• Text:
--------
A scripted policy can be just a generator of explicit robot commands. This is the minimal shape we want users to see: build a list of poses and gripper commands, place the next RobotMacroAction under the normal action key, and call env.step.

def gen_small_actions(td: TensorDictBase) -> Iterator[RobotMacroAction]:
    joints = td["robot_qpos"].clone()
    joints[..., 0] = joints[..., 0] + 0.35
    yield RobotMacroAction.reach_joints(joints=joints, gripper="open", steps=18)
    yield RobotMacroAction.close_gripper(steps=18)


small_actions = gen_small_actions(td)
small_action = next(small_actions)
td["action"] = small_action
assert td["action"].mode.shape == torch.Size([1, 1])

A scripted cube-to-bowl macro#

We can now write the cube-to-bowl controller as a readable sequence of manual robot commands. The generator below is deliberately explicit: it names the poses we want the pinch site to reach and interleaves them with gripper commands.

home_qpos = torch.as_tensor(
    env.robot_home_qpos,
    dtype=td["robot_qpos"].dtype,
    device=td["robot_qpos"].device,
).view(1, 6)
policy_state: dict[str, TensorDictBase | torch.Tensor] = {
    "td": td,
    "gripper_quat": td["pinch_quat"].clone(),
}


def pose_at(
    xyz: torch.Tensor, quat: torch.Tensor | None = None
) -> tuple[torch.Tensor, torch.Tensor]:
    if quat is None:
        quat = torch.zeros(xyz.shape[:-1] + (4,), dtype=xyz.dtype, device=xyz.device)
        quat[..., 0] = 1.0
    else:
        quat = quat.to(dtype=xyz.dtype, device=xyz.device).expand(xyz.shape[:-1] + (4,))
    return xyz, quat


def carry_action(alpha: float, bowl: torch.Tensor) -> RobotMacroAction:
    current_td = policy_state["td"]
    gripper_quat = policy_state["gripper_quat"]
    cube = current_td["cube_pos"].clone()
    carry_start_cube = policy_state["carry_start_cube"]
    pinch_to_cube = current_td["pinch_pos"].clone() - cube
    desired_xy = carry_start_cube[..., :2] + alpha * (
        bowl[..., :2] - carry_start_cube[..., :2]
    )
    desired_cube = torch.cat(
        [
            desired_xy,
            torch.full_like(bowl[..., 2:3], 0.24),
        ],
        dim=-1,
    )
    position, quaternion = pose_at(desired_cube + pinch_to_cube, gripper_quat)
--------
• Data section:

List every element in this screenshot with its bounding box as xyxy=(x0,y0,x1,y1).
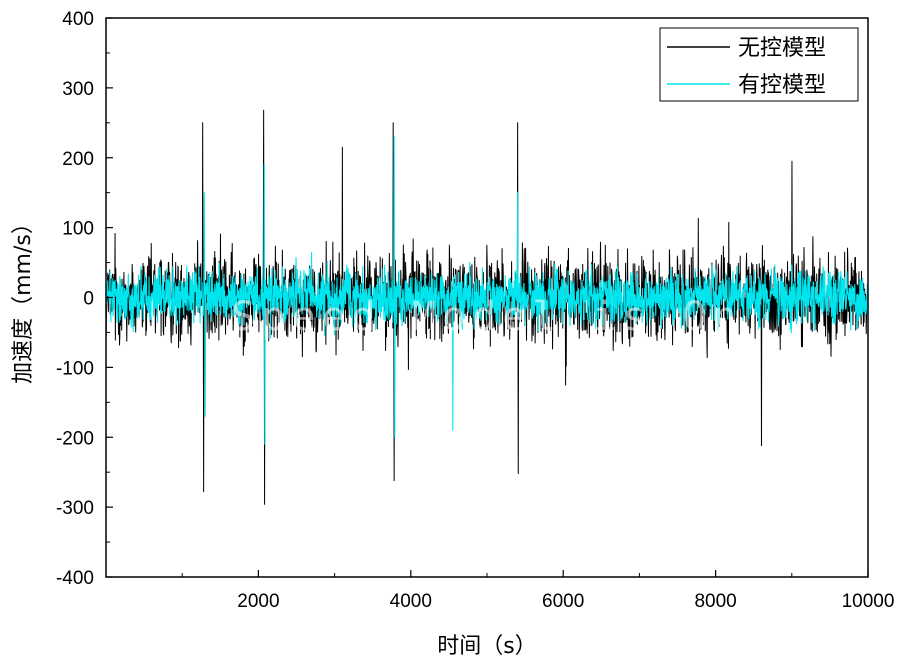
--------
• Tasks:
[A] Decide whether each statement agrees with the scripted-policy text, answering yes or no and quoting the deciding words: (i) gen_small_actions yields a gripper-closing command that runs for 18 steps; (ii) the cube-to-bowl generator names the poses the pinch site should reach; (iii) when pose_at receives no quat, it sets the last quaternion component to 1.0.
[B] In the scripted-policy text, what value does carry_action use for the height of the desired cube position?
[C] Please write the next part of the scripted-policy text, carrying on the carry_action function from its last line.

• Responses to the tasks:
[A]
(i) Yes: "yield RobotMacroAction.close_gripper(steps=18)"
(ii) Yes: "it names the poses we want the pinch site to reach"
(iii) No: "quat[..., 0] = 1.0"

[B] 0.24

[C]
    return RobotMacroAction.reach_pose(
        position=position,
        quaternion=quaternion,
        gripper="closed",
        gripper_command=gripper_close_command,
        steps=80,
        settle_steps=20,
    )


def gen_actions(td: TensorDictBase) -> Iterator:
    cube = td["cube_pos"].clone()
    bowl = td["bowl_pos"].clone()
    quat = td["pinch_quat"].clone()
    grasp_offset = cube.new_tensor([[0.0, 0.0, -0.016]])

    # Action 0: Keep the arm at the reset joint target and let the scene settle.
    yield RobotMacroAction.wait(gripper="open", steps=1, settle_steps=19)

    # Action 1: Fully open the gripper before approaching the cube.
    yield RobotMacroAction.open_gripper(steps=100, settle_steps=20)

    current_td = policy_state["td"]
    cube = current_td["cube_pos"].clone()
    bowl = current_td["bowl_pos"].clone()
    quat = current_td["pinch_quat"].clone()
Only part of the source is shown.